Saved entries

_ _ _

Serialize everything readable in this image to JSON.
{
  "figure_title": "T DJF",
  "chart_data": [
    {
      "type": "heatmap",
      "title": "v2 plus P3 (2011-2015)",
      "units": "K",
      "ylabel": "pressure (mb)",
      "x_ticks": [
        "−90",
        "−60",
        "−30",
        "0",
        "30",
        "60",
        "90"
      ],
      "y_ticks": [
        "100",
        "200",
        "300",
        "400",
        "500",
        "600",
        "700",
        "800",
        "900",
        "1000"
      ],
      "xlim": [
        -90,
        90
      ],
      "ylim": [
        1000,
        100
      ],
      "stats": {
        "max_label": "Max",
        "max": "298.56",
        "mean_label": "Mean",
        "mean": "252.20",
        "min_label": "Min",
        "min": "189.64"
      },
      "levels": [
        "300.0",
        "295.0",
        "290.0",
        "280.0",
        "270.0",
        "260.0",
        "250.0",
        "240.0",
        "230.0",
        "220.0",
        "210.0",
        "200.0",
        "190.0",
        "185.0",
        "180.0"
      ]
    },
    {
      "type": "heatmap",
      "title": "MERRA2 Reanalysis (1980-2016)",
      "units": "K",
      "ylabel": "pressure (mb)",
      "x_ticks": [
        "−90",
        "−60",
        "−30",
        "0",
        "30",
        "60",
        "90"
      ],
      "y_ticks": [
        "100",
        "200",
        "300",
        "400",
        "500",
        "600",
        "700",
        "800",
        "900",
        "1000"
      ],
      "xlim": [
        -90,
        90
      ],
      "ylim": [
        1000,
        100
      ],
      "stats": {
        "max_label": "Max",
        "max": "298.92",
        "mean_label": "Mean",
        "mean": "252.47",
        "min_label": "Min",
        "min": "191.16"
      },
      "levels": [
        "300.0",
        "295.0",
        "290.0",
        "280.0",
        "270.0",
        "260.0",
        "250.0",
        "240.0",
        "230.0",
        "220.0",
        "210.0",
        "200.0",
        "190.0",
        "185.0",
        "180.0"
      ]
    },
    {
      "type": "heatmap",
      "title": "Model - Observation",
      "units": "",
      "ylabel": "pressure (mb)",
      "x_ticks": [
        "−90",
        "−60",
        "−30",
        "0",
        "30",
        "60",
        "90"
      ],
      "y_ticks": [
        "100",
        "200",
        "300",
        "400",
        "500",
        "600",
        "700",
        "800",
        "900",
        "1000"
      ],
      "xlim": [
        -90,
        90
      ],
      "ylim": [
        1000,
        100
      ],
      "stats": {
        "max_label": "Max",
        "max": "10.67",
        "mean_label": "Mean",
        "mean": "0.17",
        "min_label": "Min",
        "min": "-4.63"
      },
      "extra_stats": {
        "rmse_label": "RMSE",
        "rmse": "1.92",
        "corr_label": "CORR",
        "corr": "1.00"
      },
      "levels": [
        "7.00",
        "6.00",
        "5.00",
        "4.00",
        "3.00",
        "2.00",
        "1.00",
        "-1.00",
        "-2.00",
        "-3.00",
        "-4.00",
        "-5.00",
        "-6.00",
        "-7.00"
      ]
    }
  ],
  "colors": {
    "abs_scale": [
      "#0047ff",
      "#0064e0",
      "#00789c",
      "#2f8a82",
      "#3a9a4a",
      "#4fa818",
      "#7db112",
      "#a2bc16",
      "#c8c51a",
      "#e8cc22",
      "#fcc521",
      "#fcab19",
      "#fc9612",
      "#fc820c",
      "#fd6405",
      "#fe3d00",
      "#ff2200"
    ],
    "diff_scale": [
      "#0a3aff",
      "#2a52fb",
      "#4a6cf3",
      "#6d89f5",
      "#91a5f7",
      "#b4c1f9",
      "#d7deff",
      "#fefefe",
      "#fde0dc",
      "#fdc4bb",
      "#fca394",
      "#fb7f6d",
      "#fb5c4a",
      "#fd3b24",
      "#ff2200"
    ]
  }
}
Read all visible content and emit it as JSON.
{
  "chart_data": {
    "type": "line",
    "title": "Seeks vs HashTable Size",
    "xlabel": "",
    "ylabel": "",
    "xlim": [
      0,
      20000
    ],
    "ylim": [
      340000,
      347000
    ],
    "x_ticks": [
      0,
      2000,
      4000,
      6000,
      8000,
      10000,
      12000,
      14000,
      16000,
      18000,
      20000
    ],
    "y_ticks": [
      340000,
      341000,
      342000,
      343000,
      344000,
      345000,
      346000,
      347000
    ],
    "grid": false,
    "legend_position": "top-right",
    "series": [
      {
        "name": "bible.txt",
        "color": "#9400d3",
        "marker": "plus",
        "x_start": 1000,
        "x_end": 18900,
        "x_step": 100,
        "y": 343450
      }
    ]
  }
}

_ _ _

Aim of the task - Output the entries exactly.

Result -
Serialize everything readable in this image to JSON.
{
  "figure_title": "T DJF",
  "chart_data": [
    {
      "type": "heatmap",
      "title": "v2 plus P3 (2011-2015)",
      "units": "K",
      "ylabel": "pressure (mb)",
      "x_ticks": [
        "−90",
        "−60",
        "−30",
        "0",
        "30",
        "60",
        "90"
      ],
      "y_ticks": [
        "100",
        "200",
        "300",
        "400",
        "500",
        "600",
        "700",
        "800",
        "900",
        "1000"
      ],
      "xlim": [
        -90,
        90
      ],
      "ylim": [
        1000,
        100
      ],
      "stats": {
        "max_label": "Max",
        "max": "298.56",
        "mean_label": "Mean",
        "mean": "252.20",
        "min_label": "Min",
        "min": "189.64"
      },
      "levels": [
        "300.0",
        "295.0",
        "290.0",
        "280.0",
        "270.0",
        "260.0",
        "250.0",
        "240.0",
        "230.0",
        "220.0",
        "210.0",
        "200.0",
        "190.0",
        "185.0",
        "180.0"
      ]
    },
    {
      "type": "heatmap",
      "title": "MERRA2 Reanalysis (1980-2016)",
      "units": "K",
      "ylabel": "pressure (mb)",
      "x_ticks": [
        "−90",
        "−60",
        "−30",
        "0",
        "30",
        "60",
        "90"
      ],
      "y_ticks": [
        "100",
        "200",
        "300",
        "400",
        "500",
        "600",
        "700",
        "800",
        "900",
        "1000"
      ],
      "xlim": [
        -90,
        90
      ],
      "ylim": [
        1000,
        100
      ],
      "stats": {
        "max_label": "Max",
        "max": "298.92",
        "mean_label": "Mean",
        "mean": "252.47",
        "min_label": "Min",
        "min": "191.16"
      },
      "levels": [
        "300.0",
        "295.0",
        "290.0",
        "280.0",
        "270.0",
        "260.0",
        "250.0",
        "240.0",
        "230.0",
        "220.0",
        "210.0",
        "200.0",
        "190.0",
        "185.0",
        "180.0"
      ]
    },
    {
      "type": "heatmap",
      "title": "Model - Observation",
      "units": "",
      "ylabel": "pressure (mb)",
      "x_ticks": [
        "−90",
        "−60",
        "−30",
        "0",
        "30",
        "60",
        "90"
      ],
      "y_ticks": [
        "100",
        "200",
        "300",
        "400",
        "500",
        "600",
        "700",
        "800",
        "900",
        "1000"
      ],
      "xlim": [
        -90,
        90
      ],
      "ylim": [
        1000,
        100
      ],
      "stats": {
        "max_label": "Max",
        "max": "10.67",
        "mean_label": "Mean",
        "mean": "0.17",
        "min_label": "Min",
        "min": "-4.63"
      },
      "extra_stats": {
        "rmse_label": "RMSE",
        "rmse": "1.92",
        "corr_label": "CORR",
        "corr": "1.00"
      },
      "levels": [
        "7.00",
        "6.00",
        "5.00",
        "4.00",
        "3.00",
        "2.00",
        "1.00",
        "-1.00",
        "-2.00",
        "-3.00",
        "-4.00",
        "-5.00",
        "-6.00",
        "-7.00"
      ]
    }
  ],
  "colors": {
    "abs_scale": [
      "#0047ff",
      "#0064e0",
      "#00789c",
      "#2f8a82",
      "#3a9a4a",
      "#4fa818",
      "#7db112",
      "#a2bc16",
      "#c8c51a",
      "#e8cc22",
      "#fcc521",
      "#fcab19",
      "#fc9612",
      "#fc820c",
      "#fd6405",
      "#fe3d00",
      "#ff2200"
    ],
    "diff_scale": [
      "#0a3aff",
      "#2a52fb",
      "#4a6cf3",
      "#6d89f5",
      "#91a5f7",
      "#b4c1f9",
      "#d7deff",
      "#fefefe",
      "#fde0dc",
      "#fdc4bb",
      "#fca394",
      "#fb7f6d",
      "#fb5c4a",
      "#fd3b24",
      "#ff2200"
    ]
  }
}
Read all visible content and emit it as JSON.
{
  "chart_data": {
    "type": "line",
    "title": "Seeks vs HashTable Size",
    "xlabel": "",
    "ylabel": "",
    "xlim": [
      0,
      20000
    ],
    "ylim": [
      340000,
      347000
    ],
    "x_ticks": [
      0,
      2000,
      4000,
      6000,
      8000,
      10000,
      12000,
      14000,
      16000,
      18000,
      20000
    ],
    "y_ticks": [
      340000,
      341000,
      342000,
      343000,
      344000,
      345000,
      346000,
      347000
    ],
    "grid": false,
    "legend_position": "top-right",
    "series": [
      {
        "name": "bible.txt",
        "color": "#9400d3",
        "marker": "plus",
        "x_start": 1000,
        "x_end": 18900,
        "x_step": 100,
        "y": 343450
      }
    ]
  }
}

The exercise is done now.